[Stored data entries]
+ + + + +

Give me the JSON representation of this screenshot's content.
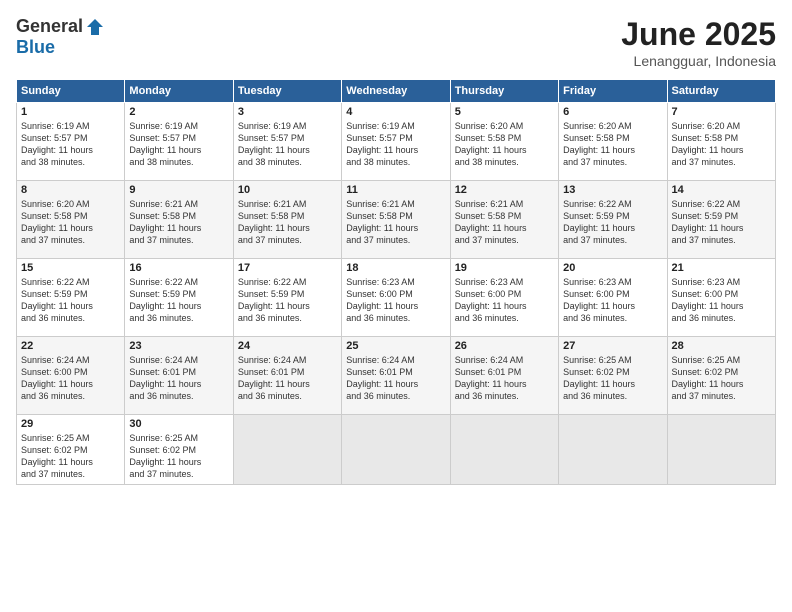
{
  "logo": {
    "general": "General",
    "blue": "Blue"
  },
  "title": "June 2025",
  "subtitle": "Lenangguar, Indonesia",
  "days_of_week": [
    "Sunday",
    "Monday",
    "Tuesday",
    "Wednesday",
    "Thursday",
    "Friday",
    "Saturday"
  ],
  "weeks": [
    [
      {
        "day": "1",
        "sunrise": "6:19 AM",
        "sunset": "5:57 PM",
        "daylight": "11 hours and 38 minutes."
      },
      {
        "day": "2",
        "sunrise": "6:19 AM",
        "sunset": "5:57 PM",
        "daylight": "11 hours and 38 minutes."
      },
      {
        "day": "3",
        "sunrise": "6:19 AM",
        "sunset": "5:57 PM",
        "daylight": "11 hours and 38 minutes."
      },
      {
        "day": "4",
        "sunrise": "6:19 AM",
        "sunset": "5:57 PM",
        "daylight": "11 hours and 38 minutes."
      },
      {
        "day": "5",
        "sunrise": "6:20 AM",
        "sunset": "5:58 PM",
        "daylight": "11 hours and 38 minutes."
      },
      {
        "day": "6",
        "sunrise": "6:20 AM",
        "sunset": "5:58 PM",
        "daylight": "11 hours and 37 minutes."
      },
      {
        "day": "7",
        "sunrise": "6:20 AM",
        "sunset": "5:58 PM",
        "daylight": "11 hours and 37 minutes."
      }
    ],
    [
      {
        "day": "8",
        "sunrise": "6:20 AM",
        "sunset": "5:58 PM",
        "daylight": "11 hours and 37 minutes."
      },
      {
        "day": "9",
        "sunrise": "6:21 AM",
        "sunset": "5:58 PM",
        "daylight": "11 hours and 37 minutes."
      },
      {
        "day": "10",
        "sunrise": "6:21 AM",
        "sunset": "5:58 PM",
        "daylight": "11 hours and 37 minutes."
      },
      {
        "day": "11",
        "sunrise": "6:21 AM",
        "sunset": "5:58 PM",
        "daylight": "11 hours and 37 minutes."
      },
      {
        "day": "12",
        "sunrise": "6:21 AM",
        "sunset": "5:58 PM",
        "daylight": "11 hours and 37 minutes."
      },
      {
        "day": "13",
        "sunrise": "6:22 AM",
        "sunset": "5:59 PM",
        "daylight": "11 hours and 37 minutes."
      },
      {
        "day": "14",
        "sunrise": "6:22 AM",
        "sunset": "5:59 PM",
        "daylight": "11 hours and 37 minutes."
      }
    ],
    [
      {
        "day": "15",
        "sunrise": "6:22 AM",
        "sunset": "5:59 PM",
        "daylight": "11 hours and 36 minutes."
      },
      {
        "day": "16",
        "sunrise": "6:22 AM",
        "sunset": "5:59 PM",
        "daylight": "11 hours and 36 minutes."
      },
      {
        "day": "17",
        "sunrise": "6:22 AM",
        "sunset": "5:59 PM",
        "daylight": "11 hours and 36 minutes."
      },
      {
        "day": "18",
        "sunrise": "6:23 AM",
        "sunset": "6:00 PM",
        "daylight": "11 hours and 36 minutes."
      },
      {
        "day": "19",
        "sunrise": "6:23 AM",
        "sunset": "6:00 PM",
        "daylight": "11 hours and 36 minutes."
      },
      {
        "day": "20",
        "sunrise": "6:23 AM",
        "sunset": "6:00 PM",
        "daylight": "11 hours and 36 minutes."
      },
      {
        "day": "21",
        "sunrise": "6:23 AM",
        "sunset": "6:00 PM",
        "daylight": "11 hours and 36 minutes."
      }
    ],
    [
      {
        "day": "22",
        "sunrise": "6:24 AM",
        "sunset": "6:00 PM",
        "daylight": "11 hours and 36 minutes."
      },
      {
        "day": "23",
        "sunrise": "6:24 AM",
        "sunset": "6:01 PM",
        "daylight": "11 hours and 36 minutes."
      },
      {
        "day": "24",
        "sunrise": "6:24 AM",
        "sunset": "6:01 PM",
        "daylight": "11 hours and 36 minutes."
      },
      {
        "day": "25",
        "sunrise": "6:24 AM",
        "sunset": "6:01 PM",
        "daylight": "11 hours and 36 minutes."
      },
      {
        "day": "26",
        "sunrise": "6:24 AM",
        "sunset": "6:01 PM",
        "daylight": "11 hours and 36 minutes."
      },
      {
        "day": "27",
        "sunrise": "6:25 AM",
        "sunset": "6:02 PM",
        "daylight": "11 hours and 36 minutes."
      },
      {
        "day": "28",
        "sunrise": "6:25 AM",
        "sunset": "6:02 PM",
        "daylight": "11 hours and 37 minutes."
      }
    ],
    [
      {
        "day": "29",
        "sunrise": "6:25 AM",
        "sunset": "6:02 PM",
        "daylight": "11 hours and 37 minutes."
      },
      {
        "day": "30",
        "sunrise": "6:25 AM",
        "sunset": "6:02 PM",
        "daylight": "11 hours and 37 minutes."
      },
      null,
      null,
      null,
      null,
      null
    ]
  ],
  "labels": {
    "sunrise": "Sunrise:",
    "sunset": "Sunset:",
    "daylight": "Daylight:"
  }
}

+ + + + +

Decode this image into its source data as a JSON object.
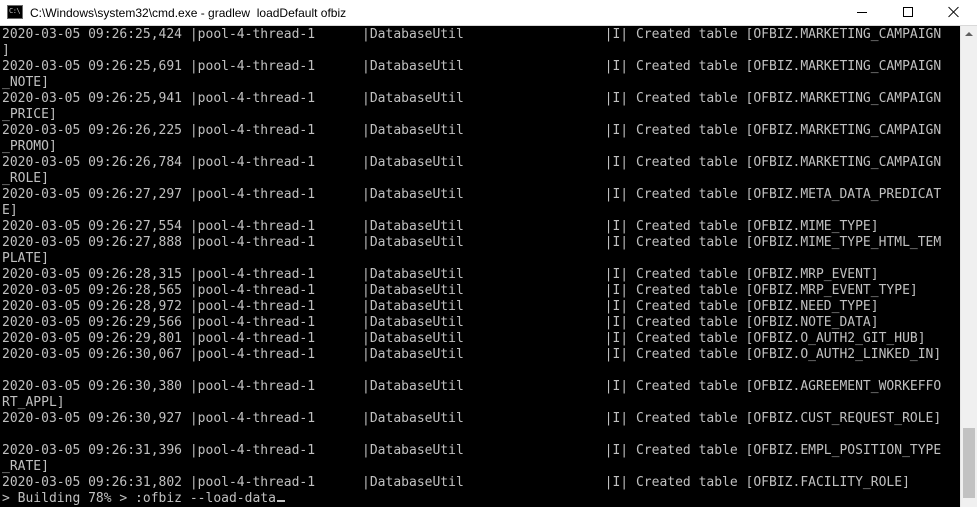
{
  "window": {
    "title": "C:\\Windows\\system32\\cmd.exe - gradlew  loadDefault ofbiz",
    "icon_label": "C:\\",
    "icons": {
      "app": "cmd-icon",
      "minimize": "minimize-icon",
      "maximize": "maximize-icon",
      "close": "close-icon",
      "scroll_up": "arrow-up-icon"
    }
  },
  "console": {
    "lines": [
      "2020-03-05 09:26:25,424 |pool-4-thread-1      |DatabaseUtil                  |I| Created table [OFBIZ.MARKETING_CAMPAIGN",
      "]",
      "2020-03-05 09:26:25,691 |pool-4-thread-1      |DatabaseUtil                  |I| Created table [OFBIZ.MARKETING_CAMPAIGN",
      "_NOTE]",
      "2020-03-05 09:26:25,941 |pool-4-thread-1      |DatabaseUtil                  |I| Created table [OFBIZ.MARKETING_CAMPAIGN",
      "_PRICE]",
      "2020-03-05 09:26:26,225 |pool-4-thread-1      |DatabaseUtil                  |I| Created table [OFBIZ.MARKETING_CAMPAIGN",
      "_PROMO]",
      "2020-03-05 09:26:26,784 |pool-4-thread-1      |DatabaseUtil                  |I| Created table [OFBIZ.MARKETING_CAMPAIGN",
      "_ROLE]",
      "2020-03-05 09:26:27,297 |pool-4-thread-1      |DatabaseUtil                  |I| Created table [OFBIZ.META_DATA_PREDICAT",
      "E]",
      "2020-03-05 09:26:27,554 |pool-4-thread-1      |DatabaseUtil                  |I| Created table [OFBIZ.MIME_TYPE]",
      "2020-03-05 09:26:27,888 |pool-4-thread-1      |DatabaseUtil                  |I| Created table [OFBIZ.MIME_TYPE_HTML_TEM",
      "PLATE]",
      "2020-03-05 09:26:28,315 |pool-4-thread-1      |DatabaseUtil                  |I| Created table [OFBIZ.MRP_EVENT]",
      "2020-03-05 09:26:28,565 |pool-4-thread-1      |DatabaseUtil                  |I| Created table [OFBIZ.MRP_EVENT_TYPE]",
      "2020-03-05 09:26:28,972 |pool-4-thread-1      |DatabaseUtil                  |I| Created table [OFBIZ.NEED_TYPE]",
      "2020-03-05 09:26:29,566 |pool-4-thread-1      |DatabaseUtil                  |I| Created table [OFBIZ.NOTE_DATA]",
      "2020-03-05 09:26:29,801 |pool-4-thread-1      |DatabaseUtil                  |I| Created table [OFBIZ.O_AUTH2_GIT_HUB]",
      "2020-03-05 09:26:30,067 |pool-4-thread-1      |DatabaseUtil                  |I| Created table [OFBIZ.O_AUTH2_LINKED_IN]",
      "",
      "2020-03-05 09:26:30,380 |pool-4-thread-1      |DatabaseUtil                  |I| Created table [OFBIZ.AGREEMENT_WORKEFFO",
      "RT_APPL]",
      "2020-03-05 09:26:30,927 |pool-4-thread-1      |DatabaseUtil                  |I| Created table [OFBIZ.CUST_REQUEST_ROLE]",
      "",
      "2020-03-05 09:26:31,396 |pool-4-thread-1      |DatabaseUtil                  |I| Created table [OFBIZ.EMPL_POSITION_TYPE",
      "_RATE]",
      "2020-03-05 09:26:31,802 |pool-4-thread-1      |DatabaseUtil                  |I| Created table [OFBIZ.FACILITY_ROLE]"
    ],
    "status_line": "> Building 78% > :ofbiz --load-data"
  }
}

+ + + + +

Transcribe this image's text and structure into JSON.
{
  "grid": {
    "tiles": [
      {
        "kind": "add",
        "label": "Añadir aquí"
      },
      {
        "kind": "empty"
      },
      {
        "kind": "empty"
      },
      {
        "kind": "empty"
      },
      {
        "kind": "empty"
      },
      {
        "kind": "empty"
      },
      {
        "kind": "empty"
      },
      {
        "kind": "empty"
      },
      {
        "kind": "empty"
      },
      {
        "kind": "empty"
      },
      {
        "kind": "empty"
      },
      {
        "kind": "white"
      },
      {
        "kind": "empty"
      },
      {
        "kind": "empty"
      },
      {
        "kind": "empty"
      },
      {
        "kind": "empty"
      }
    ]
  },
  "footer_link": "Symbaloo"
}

+ + + + +

Copy and report every line where the word "this" is present.

● **Exercise result**
Give me the JSON representation of this screenshot's content.
Decode this image into its source data as a JSON object.
Transcribe this image's text and structure into JSON.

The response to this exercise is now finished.